# DIRECTION
Take from the listing each line that has the string "face".
§ §
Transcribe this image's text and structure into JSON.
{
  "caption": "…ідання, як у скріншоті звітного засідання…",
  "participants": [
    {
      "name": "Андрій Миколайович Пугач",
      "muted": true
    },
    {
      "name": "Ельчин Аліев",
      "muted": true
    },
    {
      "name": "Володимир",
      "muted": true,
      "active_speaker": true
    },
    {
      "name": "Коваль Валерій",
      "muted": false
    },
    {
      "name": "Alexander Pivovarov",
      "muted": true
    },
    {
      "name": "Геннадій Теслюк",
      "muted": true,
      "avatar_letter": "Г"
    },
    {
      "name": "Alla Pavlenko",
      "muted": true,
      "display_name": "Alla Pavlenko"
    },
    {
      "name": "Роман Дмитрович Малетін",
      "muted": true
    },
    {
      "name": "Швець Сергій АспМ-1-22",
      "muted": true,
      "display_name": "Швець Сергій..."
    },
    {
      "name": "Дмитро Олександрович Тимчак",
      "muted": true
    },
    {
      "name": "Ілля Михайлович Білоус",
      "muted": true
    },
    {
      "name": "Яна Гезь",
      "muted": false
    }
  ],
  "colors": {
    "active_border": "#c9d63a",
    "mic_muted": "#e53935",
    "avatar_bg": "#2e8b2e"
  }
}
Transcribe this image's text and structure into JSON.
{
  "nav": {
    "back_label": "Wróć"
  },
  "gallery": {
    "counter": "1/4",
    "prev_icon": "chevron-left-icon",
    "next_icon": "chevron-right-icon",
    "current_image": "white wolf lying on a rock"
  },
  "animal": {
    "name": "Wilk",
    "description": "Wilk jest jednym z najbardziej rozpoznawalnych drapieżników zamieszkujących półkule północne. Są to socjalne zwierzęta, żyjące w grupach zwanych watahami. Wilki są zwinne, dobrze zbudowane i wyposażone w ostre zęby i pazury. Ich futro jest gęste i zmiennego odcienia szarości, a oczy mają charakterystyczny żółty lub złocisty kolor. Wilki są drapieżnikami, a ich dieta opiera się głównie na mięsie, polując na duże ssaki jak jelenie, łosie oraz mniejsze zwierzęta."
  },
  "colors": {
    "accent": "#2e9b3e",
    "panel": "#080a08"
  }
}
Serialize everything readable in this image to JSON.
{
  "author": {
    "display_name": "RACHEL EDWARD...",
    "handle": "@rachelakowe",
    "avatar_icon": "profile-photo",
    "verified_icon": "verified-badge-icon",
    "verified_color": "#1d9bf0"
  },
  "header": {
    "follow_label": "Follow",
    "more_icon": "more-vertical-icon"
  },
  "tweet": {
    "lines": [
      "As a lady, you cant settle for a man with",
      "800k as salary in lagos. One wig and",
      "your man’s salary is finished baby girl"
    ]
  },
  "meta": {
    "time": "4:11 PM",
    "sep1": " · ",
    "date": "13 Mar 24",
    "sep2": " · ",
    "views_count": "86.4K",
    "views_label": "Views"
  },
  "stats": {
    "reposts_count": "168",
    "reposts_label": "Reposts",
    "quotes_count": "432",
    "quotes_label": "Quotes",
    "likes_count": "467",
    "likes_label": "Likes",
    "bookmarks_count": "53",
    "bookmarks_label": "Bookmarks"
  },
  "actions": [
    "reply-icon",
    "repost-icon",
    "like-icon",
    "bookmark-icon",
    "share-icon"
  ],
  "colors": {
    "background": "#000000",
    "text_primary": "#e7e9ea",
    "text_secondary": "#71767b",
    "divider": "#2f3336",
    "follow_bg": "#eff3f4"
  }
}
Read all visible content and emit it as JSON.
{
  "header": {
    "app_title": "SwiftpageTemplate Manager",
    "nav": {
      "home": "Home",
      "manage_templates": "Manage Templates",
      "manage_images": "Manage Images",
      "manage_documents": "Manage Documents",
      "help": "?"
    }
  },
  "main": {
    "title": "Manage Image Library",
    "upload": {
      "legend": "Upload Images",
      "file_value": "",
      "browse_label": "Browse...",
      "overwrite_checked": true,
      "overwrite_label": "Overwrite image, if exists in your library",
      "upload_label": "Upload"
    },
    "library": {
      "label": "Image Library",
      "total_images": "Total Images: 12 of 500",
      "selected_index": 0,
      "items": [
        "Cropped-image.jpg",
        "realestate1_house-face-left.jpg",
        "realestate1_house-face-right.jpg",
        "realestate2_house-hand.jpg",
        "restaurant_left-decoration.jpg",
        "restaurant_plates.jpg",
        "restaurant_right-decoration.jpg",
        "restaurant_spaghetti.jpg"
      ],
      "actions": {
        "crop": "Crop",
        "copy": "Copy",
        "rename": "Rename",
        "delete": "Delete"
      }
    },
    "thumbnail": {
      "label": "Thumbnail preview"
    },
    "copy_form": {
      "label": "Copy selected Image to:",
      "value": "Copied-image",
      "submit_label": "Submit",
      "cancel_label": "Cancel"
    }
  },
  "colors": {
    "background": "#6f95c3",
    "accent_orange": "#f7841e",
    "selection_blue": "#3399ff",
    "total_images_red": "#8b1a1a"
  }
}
§ §
# WRITTEN RESPONSE
        "realestate1_house-face-left.jpg",
        "realestate1_house-face-right.jpg",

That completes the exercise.